__THE EXERCISE__
Exactly reproduce each entry, leaving out nothing.

++++ DATA FOR THE TASK ++++

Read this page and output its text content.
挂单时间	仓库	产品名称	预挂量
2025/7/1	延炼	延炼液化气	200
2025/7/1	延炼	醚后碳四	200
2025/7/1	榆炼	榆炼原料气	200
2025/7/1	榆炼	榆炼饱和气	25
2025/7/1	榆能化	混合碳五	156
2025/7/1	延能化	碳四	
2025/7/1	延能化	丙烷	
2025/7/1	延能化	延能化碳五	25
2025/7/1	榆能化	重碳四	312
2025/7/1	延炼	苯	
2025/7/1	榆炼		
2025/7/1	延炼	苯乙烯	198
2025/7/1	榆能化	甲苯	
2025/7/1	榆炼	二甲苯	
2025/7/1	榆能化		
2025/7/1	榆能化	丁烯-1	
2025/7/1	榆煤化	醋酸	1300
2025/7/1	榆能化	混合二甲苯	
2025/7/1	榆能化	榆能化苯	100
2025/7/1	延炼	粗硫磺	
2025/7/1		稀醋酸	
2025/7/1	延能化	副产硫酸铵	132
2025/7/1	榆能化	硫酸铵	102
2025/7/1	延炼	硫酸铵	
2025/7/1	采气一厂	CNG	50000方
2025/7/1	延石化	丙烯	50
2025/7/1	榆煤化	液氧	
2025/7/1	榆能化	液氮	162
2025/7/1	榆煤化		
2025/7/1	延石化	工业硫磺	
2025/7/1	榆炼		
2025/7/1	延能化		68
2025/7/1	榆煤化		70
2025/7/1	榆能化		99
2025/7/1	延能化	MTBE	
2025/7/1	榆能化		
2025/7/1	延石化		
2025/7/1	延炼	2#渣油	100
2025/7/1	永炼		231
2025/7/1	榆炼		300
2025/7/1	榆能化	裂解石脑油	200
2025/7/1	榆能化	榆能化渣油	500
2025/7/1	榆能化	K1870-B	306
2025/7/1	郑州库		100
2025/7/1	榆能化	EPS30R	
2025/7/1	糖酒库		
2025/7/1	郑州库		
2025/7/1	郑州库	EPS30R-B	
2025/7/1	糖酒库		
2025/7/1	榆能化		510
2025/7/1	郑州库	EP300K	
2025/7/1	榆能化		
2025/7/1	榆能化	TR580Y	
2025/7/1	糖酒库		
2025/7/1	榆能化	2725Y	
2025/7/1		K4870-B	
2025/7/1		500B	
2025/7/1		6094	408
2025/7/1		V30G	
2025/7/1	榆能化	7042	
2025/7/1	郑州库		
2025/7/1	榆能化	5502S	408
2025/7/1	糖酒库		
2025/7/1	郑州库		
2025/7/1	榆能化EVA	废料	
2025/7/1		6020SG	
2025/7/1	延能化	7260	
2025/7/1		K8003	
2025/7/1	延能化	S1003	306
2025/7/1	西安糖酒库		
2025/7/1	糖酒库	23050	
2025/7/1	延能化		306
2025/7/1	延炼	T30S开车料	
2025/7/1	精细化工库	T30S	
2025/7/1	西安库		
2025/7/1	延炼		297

++++

__EXERCISE RESULT__
Read this page and output its text content.
挂单时间	仓库	产品名称	预挂量
2025/7/1	延炼	延炼液化气	200
2025/7/1	延炼	醚后碳四	200
2025/7/1	榆炼	榆炼原料气	200
2025/7/1	榆炼	榆炼饱和气	25
2025/7/1	榆能化	混合碳五	156
2025/7/1	延能化	碳四	
2025/7/1	延能化	丙烷	
2025/7/1	延能化	延能化碳五	25
2025/7/1	榆能化	重碳四	312
2025/7/1	延炼	苯	
2025/7/1	榆炼		
2025/7/1	延炼	苯乙烯	198
2025/7/1	榆能化	甲苯	
2025/7/1	榆炼	二甲苯	
2025/7/1	榆能化		
2025/7/1	榆能化	丁烯-1	
2025/7/1	榆煤化	醋酸	1300
2025/7/1	榆能化	混合二甲苯	
2025/7/1	榆能化	榆能化苯	100
2025/7/1	延炼	粗硫磺	
2025/7/1		稀醋酸	
2025/7/1	延能化	副产硫酸铵	132
2025/7/1	榆能化	硫酸铵	102
2025/7/1	延炼	硫酸铵	
2025/7/1	采气一厂	CNG	50000方
2025/7/1	延石化	丙烯	50
2025/7/1	榆煤化	液氧	
2025/7/1	榆能化	液氮	162
2025/7/1	榆煤化		
2025/7/1	延石化	工业硫磺	
2025/7/1	榆炼		
2025/7/1	延能化		68
2025/7/1	榆煤化		70
2025/7/1	榆能化		99
2025/7/1	延能化	MTBE	
2025/7/1	榆能化		
2025/7/1	延石化		
2025/7/1	延炼	2#渣油	100
2025/7/1	永炼		231
2025/7/1	榆炼		300
2025/7/1	榆能化	裂解石脑油	200
2025/7/1	榆能化	榆能化渣油	500
2025/7/1	榆能化	K1870-B	306
2025/7/1	郑州库		100
2025/7/1	榆能化	EPS30R	
2025/7/1	糖酒库		
2025/7/1	郑州库		
2025/7/1	郑州库	EPS30R-B	
2025/7/1	糖酒库		
2025/7/1	榆能化		510
2025/7/1	郑州库	EP300K	
2025/7/1	榆能化		
2025/7/1	榆能化	TR580Y	
2025/7/1	糖酒库		
2025/7/1	榆能化	2725Y	
2025/7/1		K4870-B	
2025/7/1		500B	
2025/7/1		6094	408
2025/7/1		V30G	
2025/7/1	榆能化	7042	
2025/7/1	郑州库		
2025/7/1	榆能化	5502S	408
2025/7/1	糖酒库		
2025/7/1	郑州库		
2025/7/1	榆能化EVA	废料	
2025/7/1		6020SG	
2025/7/1	延能化	7260	
2025/7/1		K8003	
2025/7/1	延能化	S1003	306
2025/7/1	西安糖酒库		
2025/7/1	糖酒库	23050	
2025/7/1	延能化		306
2025/7/1	延炼	T30S开车料	
2025/7/1	精细化工库	T30S	
2025/7/1	西安库		
2025/7/1	延炼		297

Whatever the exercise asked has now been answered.